◆ **WHAT NEEDS TO BE DONE**
Please locate each line in the entries below that contains the string "option" and copy those lines, treating uppercase and lowercase as different.
-------- PROVIDED ENTRIES
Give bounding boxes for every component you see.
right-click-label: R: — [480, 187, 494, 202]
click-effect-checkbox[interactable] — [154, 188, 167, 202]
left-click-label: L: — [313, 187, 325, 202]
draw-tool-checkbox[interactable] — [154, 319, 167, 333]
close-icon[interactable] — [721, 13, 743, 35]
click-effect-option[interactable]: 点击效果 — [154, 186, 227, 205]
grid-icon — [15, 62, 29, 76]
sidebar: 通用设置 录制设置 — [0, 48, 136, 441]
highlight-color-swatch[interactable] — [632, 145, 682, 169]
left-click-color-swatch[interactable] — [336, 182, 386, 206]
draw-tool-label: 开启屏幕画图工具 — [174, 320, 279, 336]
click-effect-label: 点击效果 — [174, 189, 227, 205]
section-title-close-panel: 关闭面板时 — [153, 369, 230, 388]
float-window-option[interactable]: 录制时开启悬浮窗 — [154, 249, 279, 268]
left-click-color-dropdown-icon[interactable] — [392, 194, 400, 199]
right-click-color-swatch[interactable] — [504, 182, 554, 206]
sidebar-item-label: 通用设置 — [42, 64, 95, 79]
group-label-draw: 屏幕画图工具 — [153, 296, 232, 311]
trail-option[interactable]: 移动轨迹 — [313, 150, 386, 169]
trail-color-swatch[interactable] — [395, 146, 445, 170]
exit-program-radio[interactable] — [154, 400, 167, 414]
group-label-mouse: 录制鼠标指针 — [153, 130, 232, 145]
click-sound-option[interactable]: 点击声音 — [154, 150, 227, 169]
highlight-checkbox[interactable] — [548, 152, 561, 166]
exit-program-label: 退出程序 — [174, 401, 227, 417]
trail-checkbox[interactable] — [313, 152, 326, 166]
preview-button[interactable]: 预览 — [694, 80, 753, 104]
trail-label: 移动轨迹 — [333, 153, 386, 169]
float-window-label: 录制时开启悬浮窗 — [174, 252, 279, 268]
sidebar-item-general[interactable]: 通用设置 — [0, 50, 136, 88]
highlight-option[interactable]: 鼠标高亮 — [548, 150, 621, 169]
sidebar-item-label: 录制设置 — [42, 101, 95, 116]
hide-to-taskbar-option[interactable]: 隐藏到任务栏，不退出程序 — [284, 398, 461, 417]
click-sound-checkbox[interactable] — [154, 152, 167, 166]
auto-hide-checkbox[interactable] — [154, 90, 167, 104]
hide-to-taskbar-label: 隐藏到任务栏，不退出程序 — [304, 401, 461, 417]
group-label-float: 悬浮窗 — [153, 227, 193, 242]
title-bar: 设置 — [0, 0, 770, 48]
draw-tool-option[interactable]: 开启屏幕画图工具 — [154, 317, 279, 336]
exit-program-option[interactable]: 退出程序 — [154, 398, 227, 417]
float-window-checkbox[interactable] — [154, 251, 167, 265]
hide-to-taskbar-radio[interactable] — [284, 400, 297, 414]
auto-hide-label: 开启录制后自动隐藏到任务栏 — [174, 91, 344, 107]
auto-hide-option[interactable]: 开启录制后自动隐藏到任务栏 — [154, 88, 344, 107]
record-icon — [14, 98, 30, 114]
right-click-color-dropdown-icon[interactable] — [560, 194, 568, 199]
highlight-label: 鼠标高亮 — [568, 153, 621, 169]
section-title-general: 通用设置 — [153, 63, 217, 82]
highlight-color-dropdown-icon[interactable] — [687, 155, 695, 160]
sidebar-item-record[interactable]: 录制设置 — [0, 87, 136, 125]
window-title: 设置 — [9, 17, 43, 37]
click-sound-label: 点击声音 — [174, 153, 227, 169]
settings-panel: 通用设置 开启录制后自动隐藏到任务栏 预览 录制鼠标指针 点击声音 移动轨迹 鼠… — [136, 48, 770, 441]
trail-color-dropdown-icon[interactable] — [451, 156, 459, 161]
----------------
◆ **RESULT FOR THIS EXERCISE**
click-effect-option[interactable]: 点击效果 — [154, 186, 227, 205]
float-window-option[interactable]: 录制时开启悬浮窗 — [154, 249, 279, 268]
trail-option[interactable]: 移动轨迹 — [313, 150, 386, 169]
click-sound-option[interactable]: 点击声音 — [154, 150, 227, 169]
highlight-option[interactable]: 鼠标高亮 — [548, 150, 621, 169]
hide-to-taskbar-option[interactable]: 隐藏到任务栏，不退出程序 — [284, 398, 461, 417]
draw-tool-option[interactable]: 开启屏幕画图工具 — [154, 317, 279, 336]
exit-program-option[interactable]: 退出程序 — [154, 398, 227, 417]
auto-hide-option[interactable]: 开启录制后自动隐藏到任务栏 — [154, 88, 344, 107]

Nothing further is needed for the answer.